**Task details**. Lines containing the string "jest" are to be collected in full.
━━━━━ Provided records ━━━━━
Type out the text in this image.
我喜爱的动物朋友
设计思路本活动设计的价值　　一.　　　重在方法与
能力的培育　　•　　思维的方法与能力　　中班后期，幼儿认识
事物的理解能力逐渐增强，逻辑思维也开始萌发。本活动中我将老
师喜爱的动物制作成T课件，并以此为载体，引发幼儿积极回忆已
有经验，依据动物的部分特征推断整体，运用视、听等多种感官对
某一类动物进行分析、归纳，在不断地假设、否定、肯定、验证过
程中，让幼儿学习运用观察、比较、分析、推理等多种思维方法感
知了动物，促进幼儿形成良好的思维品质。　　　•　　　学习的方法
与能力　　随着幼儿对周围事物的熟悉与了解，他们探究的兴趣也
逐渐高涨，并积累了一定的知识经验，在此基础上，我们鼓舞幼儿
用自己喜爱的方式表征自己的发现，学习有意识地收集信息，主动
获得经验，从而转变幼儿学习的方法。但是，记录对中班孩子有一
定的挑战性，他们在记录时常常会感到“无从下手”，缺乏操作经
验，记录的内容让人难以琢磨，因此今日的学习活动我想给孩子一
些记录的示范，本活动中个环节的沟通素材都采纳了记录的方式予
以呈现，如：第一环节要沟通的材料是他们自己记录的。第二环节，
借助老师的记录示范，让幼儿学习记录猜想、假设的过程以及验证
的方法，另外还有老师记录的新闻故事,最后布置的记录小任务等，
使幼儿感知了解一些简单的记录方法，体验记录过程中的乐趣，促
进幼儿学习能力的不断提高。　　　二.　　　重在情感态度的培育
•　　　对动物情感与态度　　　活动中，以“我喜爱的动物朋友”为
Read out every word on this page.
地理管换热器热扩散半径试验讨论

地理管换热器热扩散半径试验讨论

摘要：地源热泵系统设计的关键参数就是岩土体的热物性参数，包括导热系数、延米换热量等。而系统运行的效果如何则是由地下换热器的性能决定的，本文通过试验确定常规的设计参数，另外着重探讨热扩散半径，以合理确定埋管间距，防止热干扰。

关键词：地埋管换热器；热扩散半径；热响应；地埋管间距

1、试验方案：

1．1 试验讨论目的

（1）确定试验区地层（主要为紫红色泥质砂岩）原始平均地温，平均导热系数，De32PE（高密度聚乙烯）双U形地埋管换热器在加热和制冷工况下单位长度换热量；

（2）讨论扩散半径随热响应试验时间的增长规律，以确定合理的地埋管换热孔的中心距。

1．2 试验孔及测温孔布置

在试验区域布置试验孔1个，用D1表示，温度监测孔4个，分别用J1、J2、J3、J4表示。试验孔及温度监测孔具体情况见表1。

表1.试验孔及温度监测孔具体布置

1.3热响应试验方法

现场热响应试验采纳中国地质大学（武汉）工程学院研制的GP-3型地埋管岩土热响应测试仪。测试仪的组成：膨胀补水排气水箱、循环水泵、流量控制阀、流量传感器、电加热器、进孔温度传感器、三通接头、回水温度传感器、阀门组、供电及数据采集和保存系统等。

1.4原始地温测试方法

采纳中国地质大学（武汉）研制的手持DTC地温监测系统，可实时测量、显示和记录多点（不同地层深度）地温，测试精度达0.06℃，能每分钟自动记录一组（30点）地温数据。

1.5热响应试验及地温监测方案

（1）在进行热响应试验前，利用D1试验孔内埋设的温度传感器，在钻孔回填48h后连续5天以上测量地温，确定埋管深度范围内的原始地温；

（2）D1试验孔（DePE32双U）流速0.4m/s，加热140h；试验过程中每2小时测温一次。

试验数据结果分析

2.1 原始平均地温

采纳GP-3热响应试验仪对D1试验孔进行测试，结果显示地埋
━━━━━
━━━━━ Provided records ━━━━━
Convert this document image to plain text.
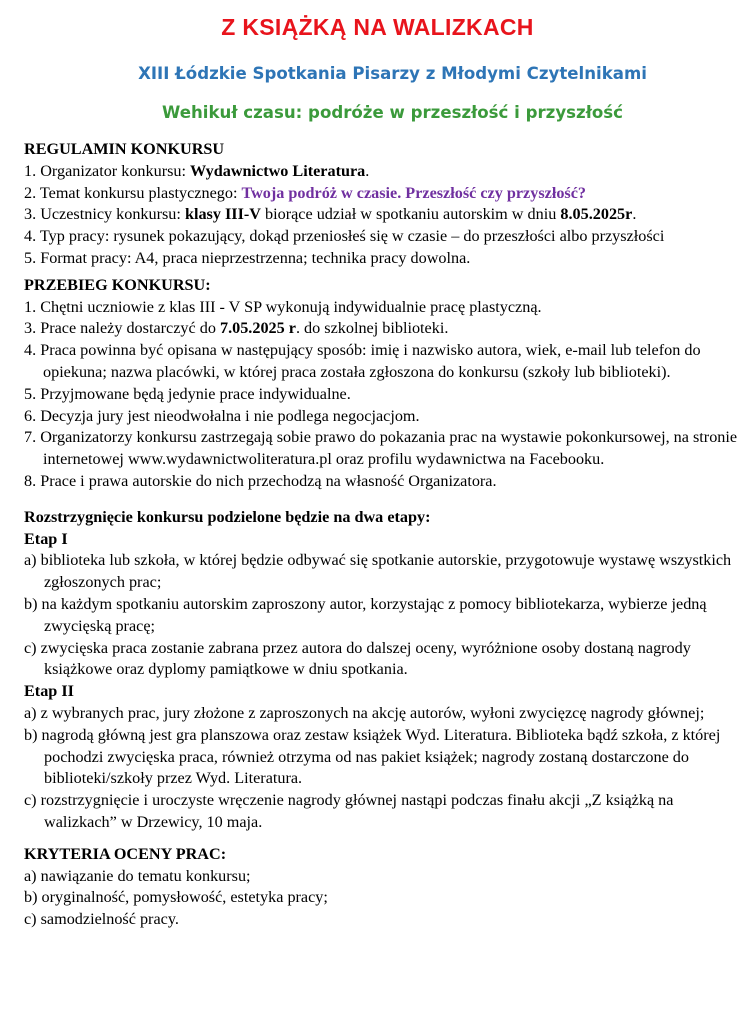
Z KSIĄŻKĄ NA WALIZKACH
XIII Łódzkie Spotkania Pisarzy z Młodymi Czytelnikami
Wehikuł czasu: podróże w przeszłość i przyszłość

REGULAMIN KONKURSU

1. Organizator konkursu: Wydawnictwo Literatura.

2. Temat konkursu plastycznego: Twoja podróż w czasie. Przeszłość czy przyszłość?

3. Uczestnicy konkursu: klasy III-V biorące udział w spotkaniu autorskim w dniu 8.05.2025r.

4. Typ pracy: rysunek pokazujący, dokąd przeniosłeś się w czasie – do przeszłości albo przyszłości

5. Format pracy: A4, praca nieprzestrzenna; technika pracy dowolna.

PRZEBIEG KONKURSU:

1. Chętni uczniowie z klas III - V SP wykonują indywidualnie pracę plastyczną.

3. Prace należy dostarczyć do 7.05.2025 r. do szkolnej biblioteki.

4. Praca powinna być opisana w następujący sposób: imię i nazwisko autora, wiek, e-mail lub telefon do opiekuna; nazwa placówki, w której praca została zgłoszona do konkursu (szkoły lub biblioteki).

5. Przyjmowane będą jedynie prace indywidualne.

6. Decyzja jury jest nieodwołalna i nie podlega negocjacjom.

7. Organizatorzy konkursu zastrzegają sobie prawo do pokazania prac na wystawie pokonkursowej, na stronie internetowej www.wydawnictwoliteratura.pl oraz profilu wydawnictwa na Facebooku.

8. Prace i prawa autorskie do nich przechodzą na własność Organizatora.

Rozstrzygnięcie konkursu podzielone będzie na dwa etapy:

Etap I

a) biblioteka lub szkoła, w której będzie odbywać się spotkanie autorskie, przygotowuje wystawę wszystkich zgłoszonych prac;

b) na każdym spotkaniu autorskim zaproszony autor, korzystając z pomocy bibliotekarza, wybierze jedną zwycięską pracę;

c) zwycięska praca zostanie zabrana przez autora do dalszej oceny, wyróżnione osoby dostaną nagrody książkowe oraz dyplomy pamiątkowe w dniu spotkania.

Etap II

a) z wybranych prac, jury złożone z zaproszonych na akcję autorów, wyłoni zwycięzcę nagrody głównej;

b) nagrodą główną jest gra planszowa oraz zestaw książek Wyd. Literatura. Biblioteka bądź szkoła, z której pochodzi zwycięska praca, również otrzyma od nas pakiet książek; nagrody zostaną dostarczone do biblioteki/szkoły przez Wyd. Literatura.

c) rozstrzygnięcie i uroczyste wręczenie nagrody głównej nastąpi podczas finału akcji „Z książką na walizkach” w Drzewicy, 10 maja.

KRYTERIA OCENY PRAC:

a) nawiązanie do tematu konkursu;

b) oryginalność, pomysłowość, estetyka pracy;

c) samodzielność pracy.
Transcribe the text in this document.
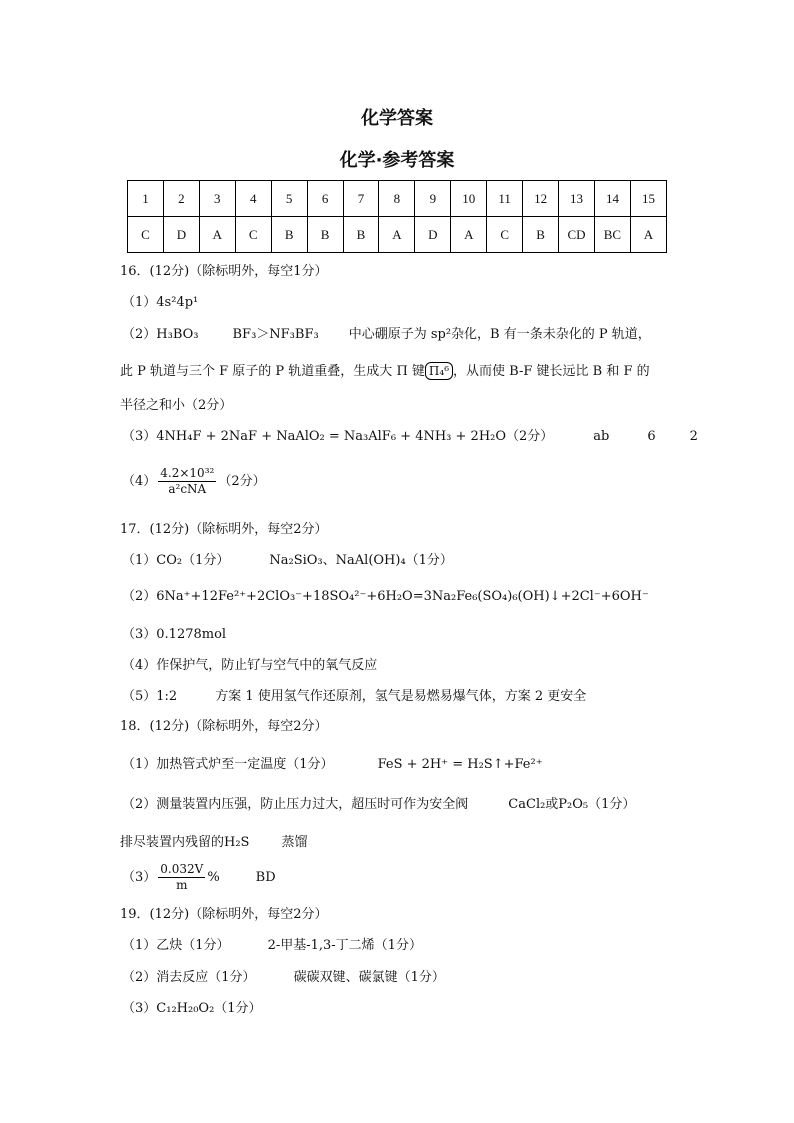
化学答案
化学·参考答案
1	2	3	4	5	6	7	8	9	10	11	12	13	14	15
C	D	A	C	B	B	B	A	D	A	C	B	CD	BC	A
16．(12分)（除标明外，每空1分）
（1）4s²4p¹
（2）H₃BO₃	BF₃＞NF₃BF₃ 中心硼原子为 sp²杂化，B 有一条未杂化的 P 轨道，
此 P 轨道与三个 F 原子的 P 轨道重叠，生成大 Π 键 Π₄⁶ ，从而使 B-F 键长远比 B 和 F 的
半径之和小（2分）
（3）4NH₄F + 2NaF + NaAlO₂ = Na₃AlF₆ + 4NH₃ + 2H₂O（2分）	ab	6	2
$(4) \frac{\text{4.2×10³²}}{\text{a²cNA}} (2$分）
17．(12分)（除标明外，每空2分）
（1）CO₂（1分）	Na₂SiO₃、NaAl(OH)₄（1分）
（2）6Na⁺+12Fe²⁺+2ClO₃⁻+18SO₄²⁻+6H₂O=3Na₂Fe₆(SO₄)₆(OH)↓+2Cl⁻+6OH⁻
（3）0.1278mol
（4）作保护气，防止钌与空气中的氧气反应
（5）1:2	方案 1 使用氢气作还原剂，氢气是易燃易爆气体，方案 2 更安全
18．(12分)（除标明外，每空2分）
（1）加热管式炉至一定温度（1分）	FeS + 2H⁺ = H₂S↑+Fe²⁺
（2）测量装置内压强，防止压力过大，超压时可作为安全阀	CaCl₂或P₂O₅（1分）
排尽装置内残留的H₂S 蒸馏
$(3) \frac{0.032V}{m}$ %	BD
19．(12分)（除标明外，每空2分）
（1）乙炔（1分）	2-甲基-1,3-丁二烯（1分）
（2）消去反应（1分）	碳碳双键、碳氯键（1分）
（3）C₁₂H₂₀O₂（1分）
━━━━━
━━━━━ Provided records ━━━━━
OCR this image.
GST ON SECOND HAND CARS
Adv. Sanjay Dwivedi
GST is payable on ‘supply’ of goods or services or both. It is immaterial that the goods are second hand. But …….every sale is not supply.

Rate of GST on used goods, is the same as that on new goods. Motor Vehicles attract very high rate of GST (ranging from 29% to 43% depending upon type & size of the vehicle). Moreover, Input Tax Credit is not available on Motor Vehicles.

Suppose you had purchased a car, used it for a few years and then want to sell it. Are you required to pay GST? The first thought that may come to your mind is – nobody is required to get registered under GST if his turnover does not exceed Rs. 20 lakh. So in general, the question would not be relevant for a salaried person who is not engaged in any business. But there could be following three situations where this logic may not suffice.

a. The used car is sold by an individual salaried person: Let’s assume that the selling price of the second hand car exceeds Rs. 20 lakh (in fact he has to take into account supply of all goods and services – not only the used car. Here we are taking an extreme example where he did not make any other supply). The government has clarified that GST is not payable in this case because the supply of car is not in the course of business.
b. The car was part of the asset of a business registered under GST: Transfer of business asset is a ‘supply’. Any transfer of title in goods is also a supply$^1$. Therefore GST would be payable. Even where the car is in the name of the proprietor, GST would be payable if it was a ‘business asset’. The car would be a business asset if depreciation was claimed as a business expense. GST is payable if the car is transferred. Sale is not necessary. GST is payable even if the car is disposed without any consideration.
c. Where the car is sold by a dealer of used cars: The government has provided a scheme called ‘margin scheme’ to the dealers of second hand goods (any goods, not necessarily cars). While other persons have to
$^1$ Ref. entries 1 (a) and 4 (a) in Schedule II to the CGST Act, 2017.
━━━━━
**Answer for the task**.
6. Decyzja jury jest nieodwołalna i nie podlega negocjacjom.
b) nagrodą główną jest gra planszowa oraz zestaw książek Wyd. Literatura. Biblioteka bądź szkoła, z której pochodzi zwycięska praca, również otrzyma od nas pakiet książek; nagrody zostaną dostarczone do biblioteki/szkoły przez Wyd. Literatura.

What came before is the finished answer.